Required action A
Say whether each statement agrees with the aortic root text, answering yes or no and quoting the words of the text that decide it. (i) The participants' mean age at entry was 50 years. (ii) After adjustment, absolute ARD predicted an increased risk of cardiovascular events. (iii) ARD was measured at the level of Valsalva's sinuses.
Required action B
Reproduce part of the aortic root text word for word. Begin at the words that have "At entry, 1860" and stop after "area and height.".
Required action C
Resume the aortic root text, picking up right after its final sentence.

Text
Data on the association of aortic root diameter (ARD), as assessed by echocardiography, with incident cardiovascular morbidity and mortality in the general population, are scanty and limited to elderly individuals. Thus, we investigated the value of ARD in predicting cardiovascular events in the Pressioni Arteriose Monitorate E Loro Associazioni population.
At entry, 1860 participants (mean age 50 ± 14, 50.6% men) underwent diagnostic tests including laboratory investigations, office and out-of-office blood pressure (BP) measurements (home and 24-h ambulatory BP monitoring), and echocardiography. ARD was measured at the level of Valsalva's sinuses and indexed to body surface area and height.
Over a follow-up of 148 months, 137 nonfatal or fatal cardiovascular events were documented. After adjustment for age, sex, BP, fasting blood glucose, total cholesterol, smoking status, previous cardiovascular disease, and use of antihypertensive drugs, ARD/height [hazard ratio for 1 unit increase = 2.62, 95% confidence interval (CI) 1.19–5.75, P = 0.01], but not absolute ARD (hazard ratio 1.44, 95% CI 0.89–2.39, P = 0.13) neither ARD/body surface area (hazard ratio 2.09, 95% CI 0.96–4.55, P = 0.06) predicted the increased risk of cardiovascular events. The association between left ventricular hypertrophy and AR dilatation was a stronger predictor of cardiovascular prognosis than left ventricular hypertrophy alone.

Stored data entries
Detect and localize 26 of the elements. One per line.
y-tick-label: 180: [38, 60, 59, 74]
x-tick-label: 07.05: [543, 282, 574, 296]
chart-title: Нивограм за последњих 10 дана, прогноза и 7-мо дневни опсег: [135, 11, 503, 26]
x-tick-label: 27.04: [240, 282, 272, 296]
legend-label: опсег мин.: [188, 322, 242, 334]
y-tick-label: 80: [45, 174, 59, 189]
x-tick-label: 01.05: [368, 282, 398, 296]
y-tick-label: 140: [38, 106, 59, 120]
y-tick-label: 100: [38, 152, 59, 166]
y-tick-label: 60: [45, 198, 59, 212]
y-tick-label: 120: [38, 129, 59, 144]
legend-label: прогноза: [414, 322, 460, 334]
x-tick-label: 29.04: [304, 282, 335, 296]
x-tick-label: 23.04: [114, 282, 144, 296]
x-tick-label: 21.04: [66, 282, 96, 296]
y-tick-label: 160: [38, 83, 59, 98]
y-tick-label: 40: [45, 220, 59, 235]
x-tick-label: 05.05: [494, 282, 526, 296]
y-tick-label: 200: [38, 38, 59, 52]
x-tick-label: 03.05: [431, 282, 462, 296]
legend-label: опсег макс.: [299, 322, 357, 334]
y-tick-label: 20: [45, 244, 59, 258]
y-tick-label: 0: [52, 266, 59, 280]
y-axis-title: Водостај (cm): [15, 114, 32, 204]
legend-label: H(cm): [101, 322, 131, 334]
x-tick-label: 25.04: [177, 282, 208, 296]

Output A
(i) Yes: "1860 participants (mean age 50 ± 14, 50.6% men)"
(ii) No: "but not absolute ARD (hazard ratio 1.44, 95% CI 0.89–2.39, P = 0.13)"
(iii) Yes: "ARD was measured at the level of Valsalva's sinuses"

Output B
At entry, 1860 participants (mean age 50 ± 14, 50.6% men) underwent diagnostic tests including laboratory investigations, office and out-of-office blood pressure (BP) measurements (home and 24-h ambulatory BP monitoring), and echocardiography. ARD was measured at the level of Valsalva's sinuses and indexed to body surface area and height.

Output C
Our results for the first time show that ARD indexed to height is predictive of incident nonfatal and fatal cardiovascular events among middle-aged individuals in the community and support the view that assessment of ARD in addition to left ventricular mass may refine cardiovascular risk stratification and preventive strategies in the general population.